• [WHAT IS ASKED]:
Print every record below exactly as written.

• [SUPPLIED DATA]:
====================

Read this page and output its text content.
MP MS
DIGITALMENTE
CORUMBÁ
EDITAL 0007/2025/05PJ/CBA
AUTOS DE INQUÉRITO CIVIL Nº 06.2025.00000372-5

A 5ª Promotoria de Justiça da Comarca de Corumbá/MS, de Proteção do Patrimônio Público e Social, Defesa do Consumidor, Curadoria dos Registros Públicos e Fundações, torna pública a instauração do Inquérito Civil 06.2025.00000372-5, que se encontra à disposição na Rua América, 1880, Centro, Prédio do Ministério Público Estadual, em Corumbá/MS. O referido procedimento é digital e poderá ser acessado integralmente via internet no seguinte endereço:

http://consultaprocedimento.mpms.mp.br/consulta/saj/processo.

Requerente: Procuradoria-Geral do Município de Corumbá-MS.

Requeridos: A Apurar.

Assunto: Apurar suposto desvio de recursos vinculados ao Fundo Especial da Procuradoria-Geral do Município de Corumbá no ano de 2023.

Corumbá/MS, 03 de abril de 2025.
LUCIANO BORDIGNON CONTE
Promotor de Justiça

====================

• [ANSWER TO THE EXERCISE]:
Read this page and output its text content.
MP MS
DIGITALMENTE
CORUMBÁ
EDITAL 0007/2025/05PJ/CBA
AUTOS DE INQUÉRITO CIVIL Nº 06.2025.00000372-5

A 5ª Promotoria de Justiça da Comarca de Corumbá/MS, de Proteção do Patrimônio Público e Social, Defesa do Consumidor, Curadoria dos Registros Públicos e Fundações, torna pública a instauração do Inquérito Civil 06.2025.00000372-5, que se encontra à disposição na Rua América, 1880, Centro, Prédio do Ministério Público Estadual, em Corumbá/MS. O referido procedimento é digital e poderá ser acessado integralmente via internet no seguinte endereço:

http://consultaprocedimento.mpms.mp.br/consulta/saj/processo.

Requerente: Procuradoria-Geral do Município de Corumbá-MS.

Requeridos: A Apurar.

Assunto: Apurar suposto desvio de recursos vinculados ao Fundo Especial da Procuradoria-Geral do Município de Corumbá no ano de 2023.

Corumbá/MS, 03 de abril de 2025.
LUCIANO BORDIGNON CONTE
Promotor de Justiça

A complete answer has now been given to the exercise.